### DATASET RECORDS:

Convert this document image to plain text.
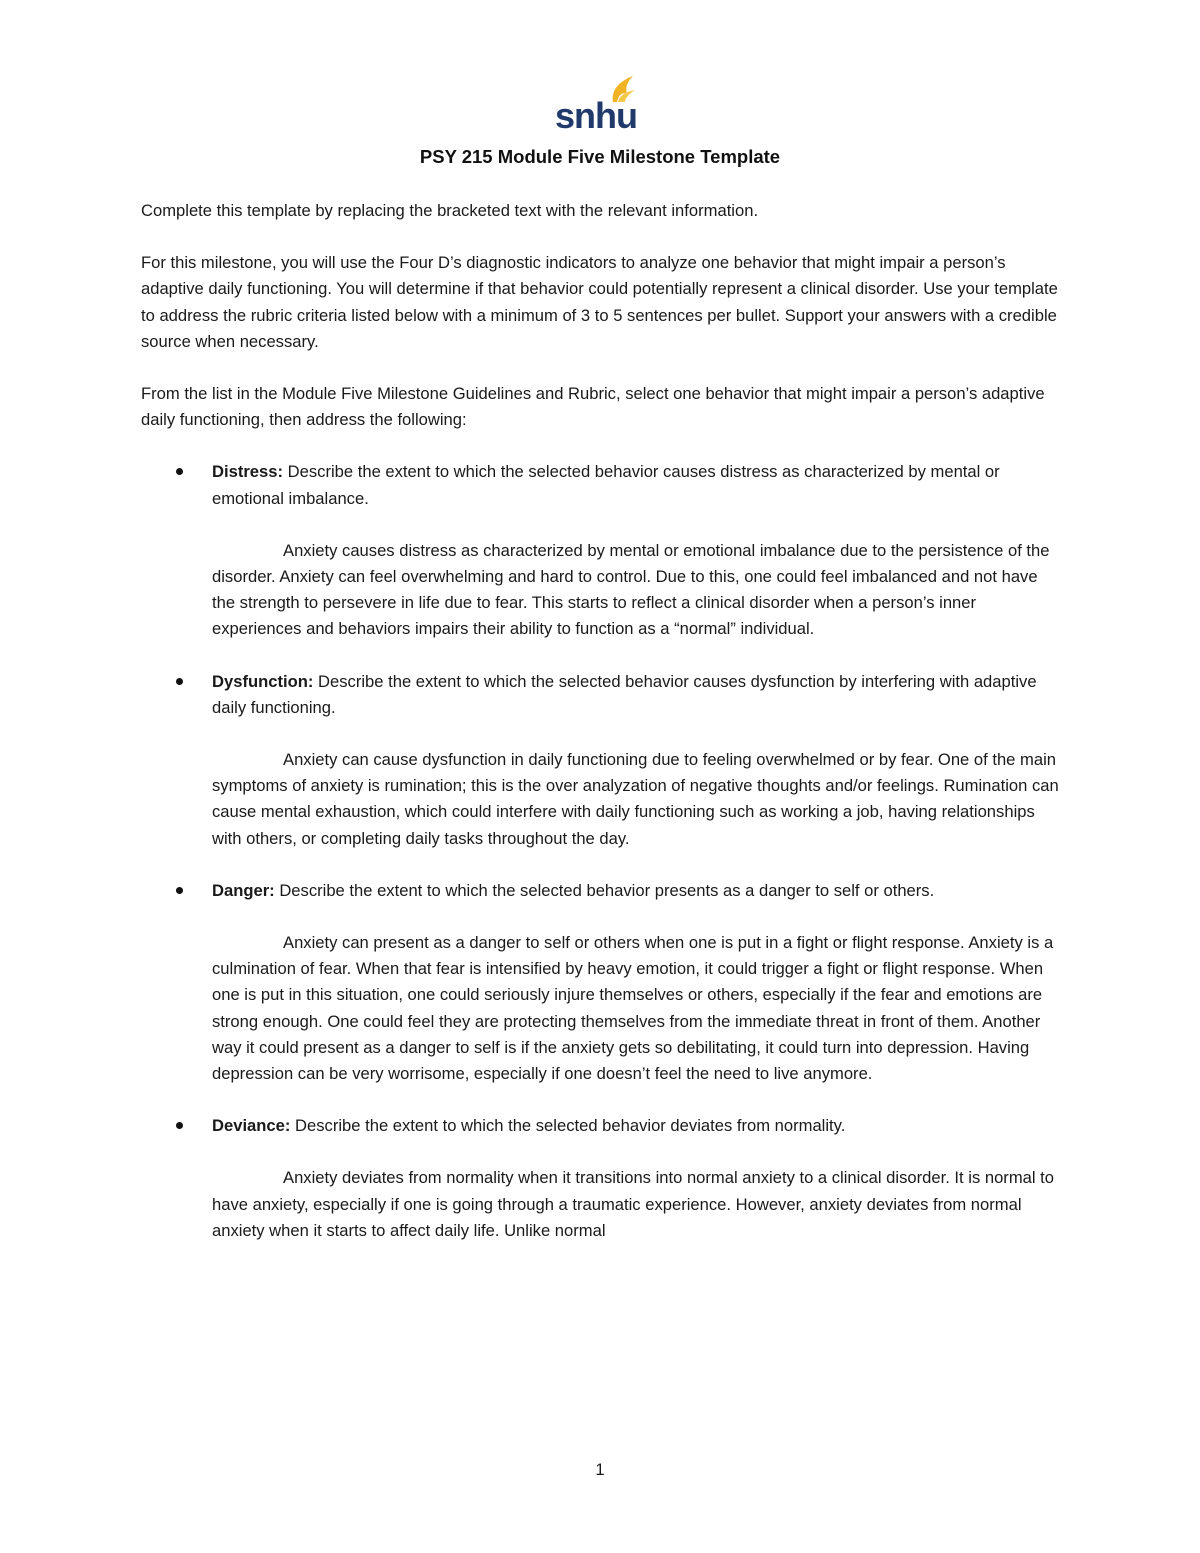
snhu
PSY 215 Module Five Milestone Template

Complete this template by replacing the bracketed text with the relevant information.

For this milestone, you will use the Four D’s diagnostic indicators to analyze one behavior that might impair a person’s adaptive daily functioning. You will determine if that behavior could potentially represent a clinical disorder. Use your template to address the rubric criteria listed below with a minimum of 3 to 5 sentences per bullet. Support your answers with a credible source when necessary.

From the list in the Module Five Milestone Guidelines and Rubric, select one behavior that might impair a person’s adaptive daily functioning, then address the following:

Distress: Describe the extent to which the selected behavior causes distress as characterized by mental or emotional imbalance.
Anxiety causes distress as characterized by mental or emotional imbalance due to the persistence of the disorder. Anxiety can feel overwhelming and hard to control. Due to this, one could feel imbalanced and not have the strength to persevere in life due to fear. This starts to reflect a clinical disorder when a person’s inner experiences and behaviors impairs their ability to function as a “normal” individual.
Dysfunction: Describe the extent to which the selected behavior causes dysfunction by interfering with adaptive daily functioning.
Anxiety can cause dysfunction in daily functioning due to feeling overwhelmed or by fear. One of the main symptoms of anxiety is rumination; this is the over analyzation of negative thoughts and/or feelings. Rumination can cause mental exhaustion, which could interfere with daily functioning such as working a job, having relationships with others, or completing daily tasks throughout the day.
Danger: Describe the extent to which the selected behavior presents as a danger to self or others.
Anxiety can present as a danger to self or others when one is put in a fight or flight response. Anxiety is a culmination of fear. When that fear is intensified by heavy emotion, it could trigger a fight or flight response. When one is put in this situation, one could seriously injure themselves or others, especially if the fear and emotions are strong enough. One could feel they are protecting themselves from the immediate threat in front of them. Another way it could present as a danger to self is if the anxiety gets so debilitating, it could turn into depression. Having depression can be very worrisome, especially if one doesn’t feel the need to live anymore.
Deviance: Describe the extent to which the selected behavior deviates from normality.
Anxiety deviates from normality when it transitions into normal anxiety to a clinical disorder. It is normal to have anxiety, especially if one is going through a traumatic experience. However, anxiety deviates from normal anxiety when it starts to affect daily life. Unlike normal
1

### TASK TO CARRY OUT:
Gather every line from the entries above where the word "text" appears, and copy them.

### ANSWER TO THE EXERCISE:
Convert this document image to plain text.
Complete this template by replacing the bracketed text with the relevant information.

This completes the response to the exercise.